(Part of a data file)

..............................

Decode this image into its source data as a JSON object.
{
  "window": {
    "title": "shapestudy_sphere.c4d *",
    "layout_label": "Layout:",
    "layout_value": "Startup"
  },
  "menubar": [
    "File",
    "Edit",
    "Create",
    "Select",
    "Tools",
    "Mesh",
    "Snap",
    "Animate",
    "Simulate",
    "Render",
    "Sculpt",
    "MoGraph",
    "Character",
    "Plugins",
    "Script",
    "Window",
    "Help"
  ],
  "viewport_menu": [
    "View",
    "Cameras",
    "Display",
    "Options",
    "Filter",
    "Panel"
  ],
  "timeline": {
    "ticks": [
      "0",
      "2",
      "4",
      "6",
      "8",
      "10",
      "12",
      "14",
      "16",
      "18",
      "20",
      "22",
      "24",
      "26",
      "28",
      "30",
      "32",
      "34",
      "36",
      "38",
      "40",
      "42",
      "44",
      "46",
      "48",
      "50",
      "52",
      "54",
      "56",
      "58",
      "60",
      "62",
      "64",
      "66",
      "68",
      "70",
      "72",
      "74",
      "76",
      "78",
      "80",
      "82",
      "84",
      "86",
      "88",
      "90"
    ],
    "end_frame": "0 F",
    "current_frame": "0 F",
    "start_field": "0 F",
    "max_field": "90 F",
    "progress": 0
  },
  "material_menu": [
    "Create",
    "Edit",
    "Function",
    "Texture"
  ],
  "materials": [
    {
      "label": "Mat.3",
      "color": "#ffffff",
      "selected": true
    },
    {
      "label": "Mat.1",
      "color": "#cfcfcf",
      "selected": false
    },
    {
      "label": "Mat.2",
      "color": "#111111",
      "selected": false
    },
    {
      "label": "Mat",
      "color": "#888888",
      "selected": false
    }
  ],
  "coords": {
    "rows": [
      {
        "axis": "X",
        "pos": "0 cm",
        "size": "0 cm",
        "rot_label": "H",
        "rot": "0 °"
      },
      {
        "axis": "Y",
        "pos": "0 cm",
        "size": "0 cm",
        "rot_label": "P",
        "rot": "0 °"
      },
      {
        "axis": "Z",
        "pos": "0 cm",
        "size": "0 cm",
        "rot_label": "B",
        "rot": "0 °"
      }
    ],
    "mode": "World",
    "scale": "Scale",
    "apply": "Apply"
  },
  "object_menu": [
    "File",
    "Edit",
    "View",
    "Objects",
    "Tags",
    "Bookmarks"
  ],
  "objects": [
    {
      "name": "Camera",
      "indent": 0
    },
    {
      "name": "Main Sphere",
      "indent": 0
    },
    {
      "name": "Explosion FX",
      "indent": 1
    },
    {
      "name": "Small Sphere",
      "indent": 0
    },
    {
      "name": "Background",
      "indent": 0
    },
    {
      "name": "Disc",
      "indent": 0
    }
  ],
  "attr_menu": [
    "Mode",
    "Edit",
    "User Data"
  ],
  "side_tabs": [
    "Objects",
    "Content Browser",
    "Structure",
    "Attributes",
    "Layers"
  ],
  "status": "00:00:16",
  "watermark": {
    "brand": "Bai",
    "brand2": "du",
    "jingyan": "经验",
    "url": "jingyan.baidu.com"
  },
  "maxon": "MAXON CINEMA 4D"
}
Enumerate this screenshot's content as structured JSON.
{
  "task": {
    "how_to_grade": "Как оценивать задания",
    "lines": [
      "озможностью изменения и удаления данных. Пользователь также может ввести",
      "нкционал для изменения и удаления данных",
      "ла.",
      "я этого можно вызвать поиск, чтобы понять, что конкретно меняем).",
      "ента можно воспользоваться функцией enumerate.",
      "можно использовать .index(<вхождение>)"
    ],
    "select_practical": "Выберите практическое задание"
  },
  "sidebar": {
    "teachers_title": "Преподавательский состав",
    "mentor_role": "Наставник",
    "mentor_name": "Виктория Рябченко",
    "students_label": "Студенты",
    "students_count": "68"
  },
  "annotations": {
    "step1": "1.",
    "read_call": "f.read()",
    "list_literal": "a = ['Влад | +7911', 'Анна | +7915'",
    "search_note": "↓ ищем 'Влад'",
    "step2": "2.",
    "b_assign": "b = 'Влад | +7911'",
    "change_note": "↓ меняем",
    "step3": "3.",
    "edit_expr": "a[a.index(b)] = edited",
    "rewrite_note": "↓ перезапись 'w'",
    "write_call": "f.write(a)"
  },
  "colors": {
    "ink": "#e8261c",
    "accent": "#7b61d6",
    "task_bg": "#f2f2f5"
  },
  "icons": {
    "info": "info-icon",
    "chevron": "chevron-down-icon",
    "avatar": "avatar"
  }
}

..............................

Exercise details -> Give all the entries again exactly; leave none out.

Right answer ->
Decode this image into its source data as a JSON object.
{
  "window": {
    "title": "shapestudy_sphere.c4d *",
    "layout_label": "Layout:",
    "layout_value": "Startup"
  },
  "menubar": [
    "File",
    "Edit",
    "Create",
    "Select",
    "Tools",
    "Mesh",
    "Snap",
    "Animate",
    "Simulate",
    "Render",
    "Sculpt",
    "MoGraph",
    "Character",
    "Plugins",
    "Script",
    "Window",
    "Help"
  ],
  "viewport_menu": [
    "View",
    "Cameras",
    "Display",
    "Options",
    "Filter",
    "Panel"
  ],
  "timeline": {
    "ticks": [
      "0",
      "2",
      "4",
      "6",
      "8",
      "10",
      "12",
      "14",
      "16",
      "18",
      "20",
      "22",
      "24",
      "26",
      "28",
      "30",
      "32",
      "34",
      "36",
      "38",
      "40",
      "42",
      "44",
      "46",
      "48",
      "50",
      "52",
      "54",
      "56",
      "58",
      "60",
      "62",
      "64",
      "66",
      "68",
      "70",
      "72",
      "74",
      "76",
      "78",
      "80",
      "82",
      "84",
      "86",
      "88",
      "90"
    ],
    "end_frame": "0 F",
    "current_frame": "0 F",
    "start_field": "0 F",
    "max_field": "90 F",
    "progress": 0
  },
  "material_menu": [
    "Create",
    "Edit",
    "Function",
    "Texture"
  ],
  "materials": [
    {
      "label": "Mat.3",
      "color": "#ffffff",
      "selected": true
    },
    {
      "label": "Mat.1",
      "color": "#cfcfcf",
      "selected": false
    },
    {
      "label": "Mat.2",
      "color": "#111111",
      "selected": false
    },
    {
      "label": "Mat",
      "color": "#888888",
      "selected": false
    }
  ],
  "coords": {
    "rows": [
      {
        "axis": "X",
        "pos": "0 cm",
        "size": "0 cm",
        "rot_label": "H",
        "rot": "0 °"
      },
      {
        "axis": "Y",
        "pos": "0 cm",
        "size": "0 cm",
        "rot_label": "P",
        "rot": "0 °"
      },
      {
        "axis": "Z",
        "pos": "0 cm",
        "size": "0 cm",
        "rot_label": "B",
        "rot": "0 °"
      }
    ],
    "mode": "World",
    "scale": "Scale",
    "apply": "Apply"
  },
  "object_menu": [
    "File",
    "Edit",
    "View",
    "Objects",
    "Tags",
    "Bookmarks"
  ],
  "objects": [
    {
      "name": "Camera",
      "indent": 0
    },
    {
      "name": "Main Sphere",
      "indent": 0
    },
    {
      "name": "Explosion FX",
      "indent": 1
    },
    {
      "name": "Small Sphere",
      "indent": 0
    },
    {
      "name": "Background",
      "indent": 0
    },
    {
      "name": "Disc",
      "indent": 0
    }
  ],
  "attr_menu": [
    "Mode",
    "Edit",
    "User Data"
  ],
  "side_tabs": [
    "Objects",
    "Content Browser",
    "Structure",
    "Attributes",
    "Layers"
  ],
  "status": "00:00:16",
  "watermark": {
    "brand": "Bai",
    "brand2": "du",
    "jingyan": "经验",
    "url": "jingyan.baidu.com"
  },
  "maxon": "MAXON CINEMA 4D"
}
Enumerate this screenshot's content as structured JSON.
{
  "task": {
    "how_to_grade": "Как оценивать задания",
    "lines": [
      "озможностью изменения и удаления данных. Пользователь также может ввести",
      "нкционал для изменения и удаления данных",
      "ла.",
      "я этого можно вызвать поиск, чтобы понять, что конкретно меняем).",
      "ента можно воспользоваться функцией enumerate.",
      "можно использовать .index(<вхождение>)"
    ],
    "select_practical": "Выберите практическое задание"
  },
  "sidebar": {
    "teachers_title": "Преподавательский состав",
    "mentor_role": "Наставник",
    "mentor_name": "Виктория Рябченко",
    "students_label": "Студенты",
    "students_count": "68"
  },
  "annotations": {
    "step1": "1.",
    "read_call": "f.read()",
    "list_literal": "a = ['Влад | +7911', 'Анна | +7915'",
    "search_note": "↓ ищем 'Влад'",
    "step2": "2.",
    "b_assign": "b = 'Влад | +7911'",
    "change_note": "↓ меняем",
    "step3": "3.",
    "edit_expr": "a[a.index(b)] = edited",
    "rewrite_note": "↓ перезапись 'w'",
    "write_call": "f.write(a)"
  },
  "colors": {
    "ink": "#e8261c",
    "accent": "#7b61d6",
    "task_bg": "#f2f2f5"
  },
  "icons": {
    "info": "info-icon",
    "chevron": "chevron-down-icon",
    "avatar": "avatar"
  }
}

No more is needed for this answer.